++++ SOURCE DATA ++++

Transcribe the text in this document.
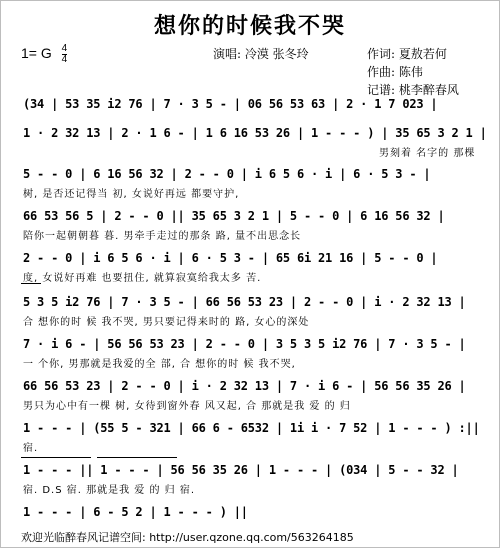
想你的时候我不哭
1= G $\frac{4}{4}$	演唱: 冷漠 张冬玲	作词: 夏敖若何
作曲: 陈伟
记谱: 桃李醉春风
(34 | 53 35 i2 76 | 7 · 3 5 - | 06 56 53 63 | 2 · 1 7 023 |
1 · 2 32 13 | 2 · 1 6 - | 1 6 16 53 26 | 1 - - - ) | 35 65 3 2 1 |
男刻着 名字的 那棵
5 - - 0 | 6 16 56 32 | 2 - - 0 | i 6 5 6 · i | 6 · 5 3 - |
树, 是否还记得当 初, 女说好再远 都要守护,
66 53 56 5 | 2 - - 0 || 35 65 3 2 1 | 5 - - 0 | 6 16 56 32 |
陪你一起朝朝暮 暮. 男牵手走过的那条 路, 量不出思念长
2 - - 0 | i 6 5 6 · i | 6 · 5 3 - | 65 6i 21 16 | 5 - - 0 |
度, 女说好再难 也要扭住, 就算寂寞给我太多 苦.
5 3 5 i2 76 | 7 · 3 5 - | 66 56 53 23 | 2 - - 0 | i · 2 32 13 |
合 想你的时 候 我不哭, 男只要记得来时的 路, 女心的深处
7 · i 6 - | 56 56 53 23 | 2 - - 0 | 3 5 3 5 i2 76 | 7 · 3 5 - |
一 个你, 男那就是我爱的全 部, 合 想你的时 候 我不哭,
66 56 53 23 | 2 - - 0 | i · 2 32 13 | 7 · i 6 - | 56 56 35 26 |
男只为心中有一棵 树, 女待到窗外春 风又起, 合 那就是我 爱 的 归
1 - - - | (55 5 - 321 | 66 6 - 6532 | 1i i · 7 52 | 1 - - - ) :||
宿.
1 - - - || 1 - - - | 56 56 35 26 | 1 - - - | (034 | 5 - - 32 |
宿. D.S 宿. 那就是我 爱 的 归 宿.
1 - - - | 6 - 5 2 | 1 - - - ) ||
欢迎光临醉春风记谱空间: http://user.qzone.qq.com/563264185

++++

* _GOAL_
Each record above is to be restated exactly, with its pictures removed from the copy.

* _TASK SOLUTION_
Transcribe the text in this document.
想你的时候我不哭
1= G $\frac{4}{4}$	演唱: 冷漠 张冬玲	作词: 夏敖若何
作曲: 陈伟
记谱: 桃李醉春风
(34 | 53 35 i2 76 | 7 · 3 5 - | 06 56 53 63 | 2 · 1 7 023 |
1 · 2 32 13 | 2 · 1 6 - | 1 6 16 53 26 | 1 - - - ) | 35 65 3 2 1 |
男刻着 名字的 那棵
5 - - 0 | 6 16 56 32 | 2 - - 0 | i 6 5 6 · i | 6 · 5 3 - |
树, 是否还记得当 初, 女说好再远 都要守护,
66 53 56 5 | 2 - - 0 || 35 65 3 2 1 | 5 - - 0 | 6 16 56 32 |
陪你一起朝朝暮 暮. 男牵手走过的那条 路, 量不出思念长
2 - - 0 | i 6 5 6 · i | 6 · 5 3 - | 65 6i 21 16 | 5 - - 0 |
度, 女说好再难 也要扭住, 就算寂寞给我太多 苦.
5 3 5 i2 76 | 7 · 3 5 - | 66 56 53 23 | 2 - - 0 | i · 2 32 13 |
合 想你的时 候 我不哭, 男只要记得来时的 路, 女心的深处
7 · i 6 - | 56 56 53 23 | 2 - - 0 | 3 5 3 5 i2 76 | 7 · 3 5 - |
一 个你, 男那就是我爱的全 部, 合 想你的时 候 我不哭,
66 56 53 23 | 2 - - 0 | i · 2 32 13 | 7 · i 6 - | 56 56 35 26 |
男只为心中有一棵 树, 女待到窗外春 风又起, 合 那就是我 爱 的 归
1 - - - | (55 5 - 321 | 66 6 - 6532 | 1i i · 7 52 | 1 - - - ) :||
宿.
1 - - - || 1 - - - | 56 56 35 26 | 1 - - - | (034 | 5 - - 32 |
宿. D.S 宿. 那就是我 爱 的 归 宿.
1 - - - | 6 - 5 2 | 1 - - - ) ||
欢迎光临醉春风记谱空间: http://user.qzone.qq.com/563264185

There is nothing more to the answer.